Data excerpts
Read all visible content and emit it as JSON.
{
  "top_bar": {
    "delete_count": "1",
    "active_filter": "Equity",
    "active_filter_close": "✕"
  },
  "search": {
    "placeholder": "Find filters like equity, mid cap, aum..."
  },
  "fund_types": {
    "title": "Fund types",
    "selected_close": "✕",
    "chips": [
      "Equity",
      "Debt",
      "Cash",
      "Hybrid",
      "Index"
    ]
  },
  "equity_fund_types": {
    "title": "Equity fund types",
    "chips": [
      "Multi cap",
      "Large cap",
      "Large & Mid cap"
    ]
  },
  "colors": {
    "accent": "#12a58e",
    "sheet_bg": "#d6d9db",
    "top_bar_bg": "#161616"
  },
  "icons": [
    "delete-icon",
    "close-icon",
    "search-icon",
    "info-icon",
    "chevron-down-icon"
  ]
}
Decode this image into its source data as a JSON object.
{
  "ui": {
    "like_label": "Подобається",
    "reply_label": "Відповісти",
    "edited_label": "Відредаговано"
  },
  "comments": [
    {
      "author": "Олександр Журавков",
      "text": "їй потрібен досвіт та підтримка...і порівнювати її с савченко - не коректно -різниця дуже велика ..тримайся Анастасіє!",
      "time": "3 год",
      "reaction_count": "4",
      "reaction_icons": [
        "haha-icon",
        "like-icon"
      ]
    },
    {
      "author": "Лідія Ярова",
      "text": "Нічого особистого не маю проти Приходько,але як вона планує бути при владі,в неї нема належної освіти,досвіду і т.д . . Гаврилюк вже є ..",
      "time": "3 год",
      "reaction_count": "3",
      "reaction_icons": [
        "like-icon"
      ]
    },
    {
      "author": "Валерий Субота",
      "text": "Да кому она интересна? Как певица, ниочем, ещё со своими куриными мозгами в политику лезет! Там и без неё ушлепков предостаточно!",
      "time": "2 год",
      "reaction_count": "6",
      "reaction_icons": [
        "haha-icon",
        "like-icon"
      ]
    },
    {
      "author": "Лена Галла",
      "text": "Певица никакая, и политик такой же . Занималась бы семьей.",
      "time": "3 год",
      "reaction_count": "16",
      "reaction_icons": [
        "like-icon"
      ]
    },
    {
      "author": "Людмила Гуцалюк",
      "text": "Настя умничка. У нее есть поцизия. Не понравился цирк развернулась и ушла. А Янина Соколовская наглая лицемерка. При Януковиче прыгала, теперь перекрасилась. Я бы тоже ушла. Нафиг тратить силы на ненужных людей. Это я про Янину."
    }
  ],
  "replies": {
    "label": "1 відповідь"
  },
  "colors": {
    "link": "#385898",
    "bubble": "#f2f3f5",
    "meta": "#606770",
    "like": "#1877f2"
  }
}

● **Written problem**:
Reproduce each entry from the records above, character for character.

● **Written response**:
Read all visible content and emit it as JSON.
{
  "top_bar": {
    "delete_count": "1",
    "active_filter": "Equity",
    "active_filter_close": "✕"
  },
  "search": {
    "placeholder": "Find filters like equity, mid cap, aum..."
  },
  "fund_types": {
    "title": "Fund types",
    "selected_close": "✕",
    "chips": [
      "Equity",
      "Debt",
      "Cash",
      "Hybrid",
      "Index"
    ]
  },
  "equity_fund_types": {
    "title": "Equity fund types",
    "chips": [
      "Multi cap",
      "Large cap",
      "Large & Mid cap"
    ]
  },
  "colors": {
    "accent": "#12a58e",
    "sheet_bg": "#d6d9db",
    "top_bar_bg": "#161616"
  },
  "icons": [
    "delete-icon",
    "close-icon",
    "search-icon",
    "info-icon",
    "chevron-down-icon"
  ]
}
Decode this image into its source data as a JSON object.
{
  "ui": {
    "like_label": "Подобається",
    "reply_label": "Відповісти",
    "edited_label": "Відредаговано"
  },
  "comments": [
    {
      "author": "Олександр Журавков",
      "text": "їй потрібен досвіт та підтримка...і порівнювати її с савченко - не коректно -різниця дуже велика ..тримайся Анастасіє!",
      "time": "3 год",
      "reaction_count": "4",
      "reaction_icons": [
        "haha-icon",
        "like-icon"
      ]
    },
    {
      "author": "Лідія Ярова",
      "text": "Нічого особистого не маю проти Приходько,але як вона планує бути при владі,в неї нема належної освіти,досвіду і т.д . . Гаврилюк вже є ..",
      "time": "3 год",
      "reaction_count": "3",
      "reaction_icons": [
        "like-icon"
      ]
    },
    {
      "author": "Валерий Субота",
      "text": "Да кому она интересна? Как певица, ниочем, ещё со своими куриными мозгами в политику лезет! Там и без неё ушлепков предостаточно!",
      "time": "2 год",
      "reaction_count": "6",
      "reaction_icons": [
        "haha-icon",
        "like-icon"
      ]
    },
    {
      "author": "Лена Галла",
      "text": "Певица никакая, и политик такой же . Занималась бы семьей.",
      "time": "3 год",
      "reaction_count": "16",
      "reaction_icons": [
        "like-icon"
      ]
    },
    {
      "author": "Людмила Гуцалюк",
      "text": "Настя умничка. У нее есть поцизия. Не понравился цирк развернулась и ушла. А Янина Соколовская наглая лицемерка. При Януковиче прыгала, теперь перекрасилась. Я бы тоже ушла. Нафиг тратить силы на ненужных людей. Это я про Янину."
    }
  ],
  "replies": {
    "label": "1 відповідь"
  },
  "colors": {
    "link": "#385898",
    "bubble": "#f2f3f5",
    "meta": "#606770",
    "like": "#1877f2"
  }
}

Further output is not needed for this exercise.